- **Exercise input**
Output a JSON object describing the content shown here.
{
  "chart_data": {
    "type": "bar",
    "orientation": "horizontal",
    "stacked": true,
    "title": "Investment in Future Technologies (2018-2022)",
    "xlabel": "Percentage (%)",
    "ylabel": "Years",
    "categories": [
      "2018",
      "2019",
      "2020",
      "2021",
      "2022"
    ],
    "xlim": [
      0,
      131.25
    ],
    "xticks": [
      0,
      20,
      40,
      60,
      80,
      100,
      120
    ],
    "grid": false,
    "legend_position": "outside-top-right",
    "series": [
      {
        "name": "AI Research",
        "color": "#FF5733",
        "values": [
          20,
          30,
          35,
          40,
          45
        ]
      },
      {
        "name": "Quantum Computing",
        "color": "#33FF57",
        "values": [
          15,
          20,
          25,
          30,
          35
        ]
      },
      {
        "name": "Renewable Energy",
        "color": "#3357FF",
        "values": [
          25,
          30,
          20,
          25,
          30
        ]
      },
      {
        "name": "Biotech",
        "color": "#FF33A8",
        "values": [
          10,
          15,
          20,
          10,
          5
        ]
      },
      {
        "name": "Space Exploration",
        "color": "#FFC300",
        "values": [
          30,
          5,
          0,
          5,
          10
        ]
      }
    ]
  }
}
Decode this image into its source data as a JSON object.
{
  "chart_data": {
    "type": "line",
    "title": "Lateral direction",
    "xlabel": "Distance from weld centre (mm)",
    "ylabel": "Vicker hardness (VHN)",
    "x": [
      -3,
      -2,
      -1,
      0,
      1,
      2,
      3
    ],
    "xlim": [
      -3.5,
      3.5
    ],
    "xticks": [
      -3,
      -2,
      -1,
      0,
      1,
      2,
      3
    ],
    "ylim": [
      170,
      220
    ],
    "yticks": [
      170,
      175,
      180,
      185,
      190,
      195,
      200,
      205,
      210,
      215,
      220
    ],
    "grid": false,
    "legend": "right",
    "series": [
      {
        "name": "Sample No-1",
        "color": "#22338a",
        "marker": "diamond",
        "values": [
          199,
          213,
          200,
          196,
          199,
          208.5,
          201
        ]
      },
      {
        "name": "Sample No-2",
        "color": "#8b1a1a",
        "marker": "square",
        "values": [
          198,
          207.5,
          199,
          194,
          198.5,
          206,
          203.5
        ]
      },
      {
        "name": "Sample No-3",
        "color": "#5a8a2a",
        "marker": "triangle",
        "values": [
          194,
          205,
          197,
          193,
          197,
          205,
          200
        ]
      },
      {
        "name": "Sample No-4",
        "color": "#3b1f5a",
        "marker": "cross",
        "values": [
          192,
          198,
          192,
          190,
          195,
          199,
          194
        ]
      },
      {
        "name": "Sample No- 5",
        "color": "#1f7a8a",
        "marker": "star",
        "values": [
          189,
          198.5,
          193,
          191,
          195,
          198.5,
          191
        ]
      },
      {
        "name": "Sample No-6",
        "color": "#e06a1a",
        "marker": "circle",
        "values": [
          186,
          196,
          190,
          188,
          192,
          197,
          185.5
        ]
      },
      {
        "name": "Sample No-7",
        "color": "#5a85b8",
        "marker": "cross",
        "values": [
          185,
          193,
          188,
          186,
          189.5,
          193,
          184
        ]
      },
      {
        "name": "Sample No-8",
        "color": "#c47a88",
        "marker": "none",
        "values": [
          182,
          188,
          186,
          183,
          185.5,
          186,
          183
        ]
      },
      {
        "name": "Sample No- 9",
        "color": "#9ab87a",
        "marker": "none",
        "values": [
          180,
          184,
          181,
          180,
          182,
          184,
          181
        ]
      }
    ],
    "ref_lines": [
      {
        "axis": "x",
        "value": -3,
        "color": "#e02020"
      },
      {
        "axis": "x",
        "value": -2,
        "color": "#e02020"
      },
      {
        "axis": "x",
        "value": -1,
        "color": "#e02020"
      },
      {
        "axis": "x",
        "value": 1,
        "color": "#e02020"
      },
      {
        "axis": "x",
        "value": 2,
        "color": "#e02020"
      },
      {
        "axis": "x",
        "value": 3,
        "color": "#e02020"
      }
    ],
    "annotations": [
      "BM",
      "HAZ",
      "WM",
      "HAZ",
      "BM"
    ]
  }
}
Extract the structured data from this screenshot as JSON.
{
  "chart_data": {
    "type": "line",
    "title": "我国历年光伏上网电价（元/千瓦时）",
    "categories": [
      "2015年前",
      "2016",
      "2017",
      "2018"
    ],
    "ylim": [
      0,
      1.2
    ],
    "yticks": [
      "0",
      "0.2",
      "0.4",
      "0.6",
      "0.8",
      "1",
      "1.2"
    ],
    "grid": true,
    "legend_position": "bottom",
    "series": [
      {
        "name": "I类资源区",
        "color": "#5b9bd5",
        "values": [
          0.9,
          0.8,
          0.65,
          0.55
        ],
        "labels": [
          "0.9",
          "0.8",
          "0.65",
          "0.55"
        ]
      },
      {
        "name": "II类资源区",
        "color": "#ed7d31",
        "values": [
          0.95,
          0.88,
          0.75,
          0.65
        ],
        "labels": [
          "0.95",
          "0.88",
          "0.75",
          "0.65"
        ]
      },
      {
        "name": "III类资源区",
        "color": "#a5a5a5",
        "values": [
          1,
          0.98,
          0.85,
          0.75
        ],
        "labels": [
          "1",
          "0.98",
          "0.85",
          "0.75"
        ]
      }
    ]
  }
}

- **Description of the task**
Write out the full listing, keeping every line exactly as it is.

- **Full response**
Output a JSON object describing the content shown here.
{
  "chart_data": {
    "type": "bar",
    "orientation": "horizontal",
    "stacked": true,
    "title": "Investment in Future Technologies (2018-2022)",
    "xlabel": "Percentage (%)",
    "ylabel": "Years",
    "categories": [
      "2018",
      "2019",
      "2020",
      "2021",
      "2022"
    ],
    "xlim": [
      0,
      131.25
    ],
    "xticks": [
      0,
      20,
      40,
      60,
      80,
      100,
      120
    ],
    "grid": false,
    "legend_position": "outside-top-right",
    "series": [
      {
        "name": "AI Research",
        "color": "#FF5733",
        "values": [
          20,
          30,
          35,
          40,
          45
        ]
      },
      {
        "name": "Quantum Computing",
        "color": "#33FF57",
        "values": [
          15,
          20,
          25,
          30,
          35
        ]
      },
      {
        "name": "Renewable Energy",
        "color": "#3357FF",
        "values": [
          25,
          30,
          20,
          25,
          30
        ]
      },
      {
        "name": "Biotech",
        "color": "#FF33A8",
        "values": [
          10,
          15,
          20,
          10,
          5
        ]
      },
      {
        "name": "Space Exploration",
        "color": "#FFC300",
        "values": [
          30,
          5,
          0,
          5,
          10
        ]
      }
    ]
  }
}
Decode this image into its source data as a JSON object.
{
  "chart_data": {
    "type": "line",
    "title": "Lateral direction",
    "xlabel": "Distance from weld centre (mm)",
    "ylabel": "Vicker hardness (VHN)",
    "x": [
      -3,
      -2,
      -1,
      0,
      1,
      2,
      3
    ],
    "xlim": [
      -3.5,
      3.5
    ],
    "xticks": [
      -3,
      -2,
      -1,
      0,
      1,
      2,
      3
    ],
    "ylim": [
      170,
      220
    ],
    "yticks": [
      170,
      175,
      180,
      185,
      190,
      195,
      200,
      205,
      210,
      215,
      220
    ],
    "grid": false,
    "legend": "right",
    "series": [
      {
        "name": "Sample No-1",
        "color": "#22338a",
        "marker": "diamond",
        "values": [
          199,
          213,
          200,
          196,
          199,
          208.5,
          201
        ]
      },
      {
        "name": "Sample No-2",
        "color": "#8b1a1a",
        "marker": "square",
        "values": [
          198,
          207.5,
          199,
          194,
          198.5,
          206,
          203.5
        ]
      },
      {
        "name": "Sample No-3",
        "color": "#5a8a2a",
        "marker": "triangle",
        "values": [
          194,
          205,
          197,
          193,
          197,
          205,
          200
        ]
      },
      {
        "name": "Sample No-4",
        "color": "#3b1f5a",
        "marker": "cross",
        "values": [
          192,
          198,
          192,
          190,
          195,
          199,
          194
        ]
      },
      {
        "name": "Sample No- 5",
        "color": "#1f7a8a",
        "marker": "star",
        "values": [
          189,
          198.5,
          193,
          191,
          195,
          198.5,
          191
        ]
      },
      {
        "name": "Sample No-6",
        "color": "#e06a1a",
        "marker": "circle",
        "values": [
          186,
          196,
          190,
          188,
          192,
          197,
          185.5
        ]
      },
      {
        "name": "Sample No-7",
        "color": "#5a85b8",
        "marker": "cross",
        "values": [
          185,
          193,
          188,
          186,
          189.5,
          193,
          184
        ]
      },
      {
        "name": "Sample No-8",
        "color": "#c47a88",
        "marker": "none",
        "values": [
          182,
          188,
          186,
          183,
          185.5,
          186,
          183
        ]
      },
      {
        "name": "Sample No- 9",
        "color": "#9ab87a",
        "marker": "none",
        "values": [
          180,
          184,
          181,
          180,
          182,
          184,
          181
        ]
      }
    ],
    "ref_lines": [
      {
        "axis": "x",
        "value": -3,
        "color": "#e02020"
      },
      {
        "axis": "x",
        "value": -2,
        "color": "#e02020"
      },
      {
        "axis": "x",
        "value": -1,
        "color": "#e02020"
      },
      {
        "axis": "x",
        "value": 1,
        "color": "#e02020"
      },
      {
        "axis": "x",
        "value": 2,
        "color": "#e02020"
      },
      {
        "axis": "x",
        "value": 3,
        "color": "#e02020"
      }
    ],
    "annotations": [
      "BM",
      "HAZ",
      "WM",
      "HAZ",
      "BM"
    ]
  }
}
Extract the structured data from this screenshot as JSON.
{
  "chart_data": {
    "type": "line",
    "title": "我国历年光伏上网电价（元/千瓦时）",
    "categories": [
      "2015年前",
      "2016",
      "2017",
      "2018"
    ],
    "ylim": [
      0,
      1.2
    ],
    "yticks": [
      "0",
      "0.2",
      "0.4",
      "0.6",
      "0.8",
      "1",
      "1.2"
    ],
    "grid": true,
    "legend_position": "bottom",
    "series": [
      {
        "name": "I类资源区",
        "color": "#5b9bd5",
        "values": [
          0.9,
          0.8,
          0.65,
          0.55
        ],
        "labels": [
          "0.9",
          "0.8",
          "0.65",
          "0.55"
        ]
      },
      {
        "name": "II类资源区",
        "color": "#ed7d31",
        "values": [
          0.95,
          0.88,
          0.75,
          0.65
        ],
        "labels": [
          "0.95",
          "0.88",
          "0.75",
          "0.65"
        ]
      },
      {
        "name": "III类资源区",
        "color": "#a5a5a5",
        "values": [
          1,
          0.98,
          0.85,
          0.75
        ],
        "labels": [
          "1",
          "0.98",
          "0.85",
          "0.75"
        ]
      }
    ]
  }
}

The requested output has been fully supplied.